PROBLEM REQUIREMENTS: Find the string "then" in the listing and report every line that has it.

═══ TASK INPUTS

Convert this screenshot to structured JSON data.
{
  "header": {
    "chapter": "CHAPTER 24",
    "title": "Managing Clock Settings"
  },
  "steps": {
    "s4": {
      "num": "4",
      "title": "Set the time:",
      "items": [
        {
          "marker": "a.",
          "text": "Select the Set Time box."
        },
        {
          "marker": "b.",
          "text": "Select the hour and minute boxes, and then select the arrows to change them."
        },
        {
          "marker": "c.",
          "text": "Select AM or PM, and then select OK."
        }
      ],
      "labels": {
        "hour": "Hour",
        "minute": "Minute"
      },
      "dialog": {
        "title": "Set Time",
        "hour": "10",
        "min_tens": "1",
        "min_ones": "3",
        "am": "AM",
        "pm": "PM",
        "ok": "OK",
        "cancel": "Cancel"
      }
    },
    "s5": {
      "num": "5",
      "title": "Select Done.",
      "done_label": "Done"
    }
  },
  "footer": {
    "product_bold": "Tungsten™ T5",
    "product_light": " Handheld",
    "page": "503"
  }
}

══════

FULL ANSWER:
          "text": "Select the hour and minute boxes, and then select the arrows to change them."
          "text": "Select AM or PM, and then select OK."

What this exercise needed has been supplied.